### [EXCERPT TO READ]
----

WARNING: This article contains details of sexual assault that some may find disturbing.
When Chelsea went to the Saanich Police Department in 2016, she knew the chances her case would ever see the inside of a courtroom were low. She knew the stats, and the support workers at the Victoria Sexual Assault Centre had repeatedly prepared her for disappointment.
But she also knew what happened to her. She had said ‘no’ numerous times, she had clearly expressed her discomfort, and he hadn’t stopped.
Chelsea said she was raped by a local real estate agent on Oct. 15, 2016.
She requested Black Press Media use only her first name, to protect her identity.
In the years that followed, Saanich police made several mistakes in the handling of Chelsea’s report, including failing to read the agent his rights before questioning him – making any incriminating aspects of what he said inadmissible in court – and mislabeling Chelsea’s file as “unfounded.” The department has ultimately acknowledged this.

----

### [GIVEN INFORMATION]
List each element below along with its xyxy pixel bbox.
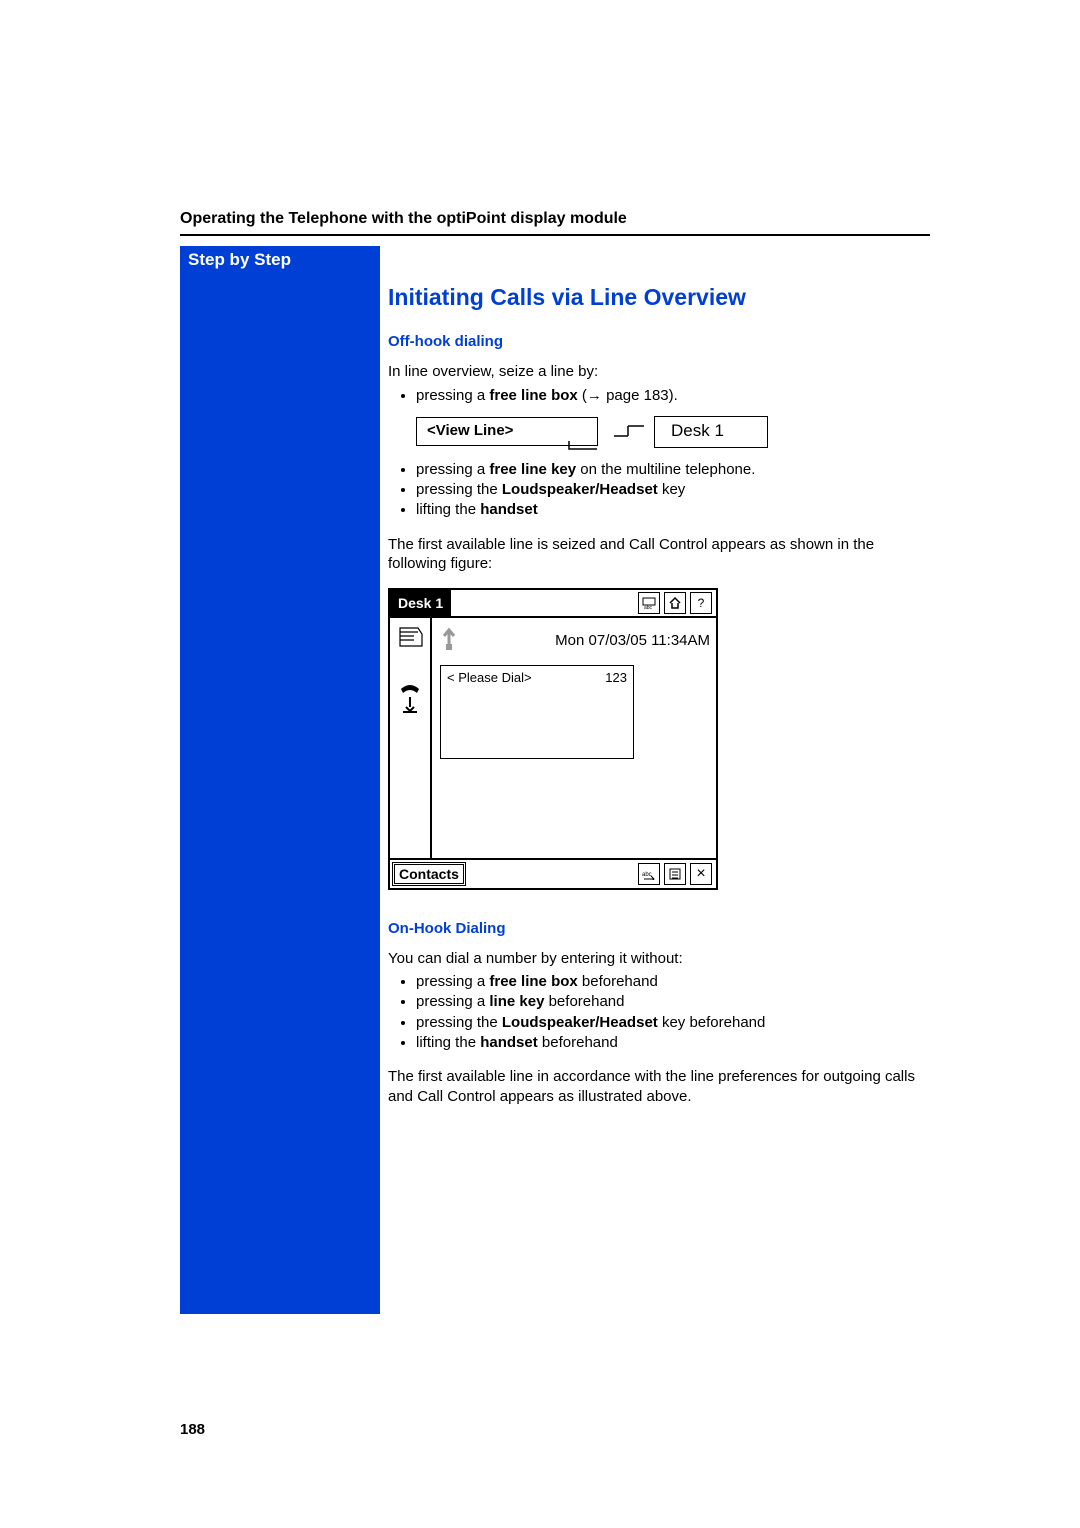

----

### [WHAT TO WORK ON]
1. Summarize the article about Chelsea's report to Saanich police in two sentences.
2. Rewrite the article about Chelsea's report to Saanich police from "WARNING: This article" up to and including "he hadn’t stopped.", replacing "support workers" with "advocates".
3. Keep writing the article about Chelsea's report to Saanich police from where it stops.
The data has no connection to the article about Chelsea's report to Saanich police.

### [TASK ANSWERS]
1. In 2016, Chelsea reported to the Saanich Police Department that a local real estate agent had raped her on Oct. 15, 2016, knowing that her case was unlikely to reach a courtroom. Saanich police then made several mistakes in handling her report, including failing to read the agent his rights before questioning him and mislabeling her file as "unfounded," which the department has acknowledged.

2.
WARNING: This article contains details of sexual assault that some may find disturbing.
When Chelsea went to the Saanich Police Department in 2016, she knew the chances her case would ever see the inside of a courtroom were low. She knew the stats, and the advocates at the Victoria Sexual Assault Centre had repeatedly prepared her for disappointment.
But she also knew what happened to her. She had said ‘no’ numerous times, she had clearly expressed her discomfort, and he hadn’t stopped.

3.
Later, when Chelsea reached out to the agent’s employer and licensing body, they too dismissed her claims.
Chelsea, like many before and after her, would get no justice.
‘No’ didn’t stop him
She met the agent on Tinder. At 28, Chelsea was trying out the app for the first time and was wary of meeting up with someone she didn’t know. But, when she swiped on the agent’s profile and saw he worked for a local Royal LePage branch, she felt a sense of security knowing he was easily searchable online and worked in the public eye.
Black Press Media is not naming the agent as charges were not laid.
A week of messaging went by and Chelsea agreed to meet at the agent’s home. Almost immediately after arriving, Chelsea said he started pressuring her to have sex. He was pushy, persistent and aggressive, she said.
As things began to escalate she told him no, she didn’t want to have sex; no, she didn’t want to go to the bedroom; no, she didn’t want him to take off her clothes. But he kept going. And eventually, Chelsea said she gave up.
“I always thought I would fight back. The shame and the guilt that I didn’t, and admitting I was actually intimidated by him…”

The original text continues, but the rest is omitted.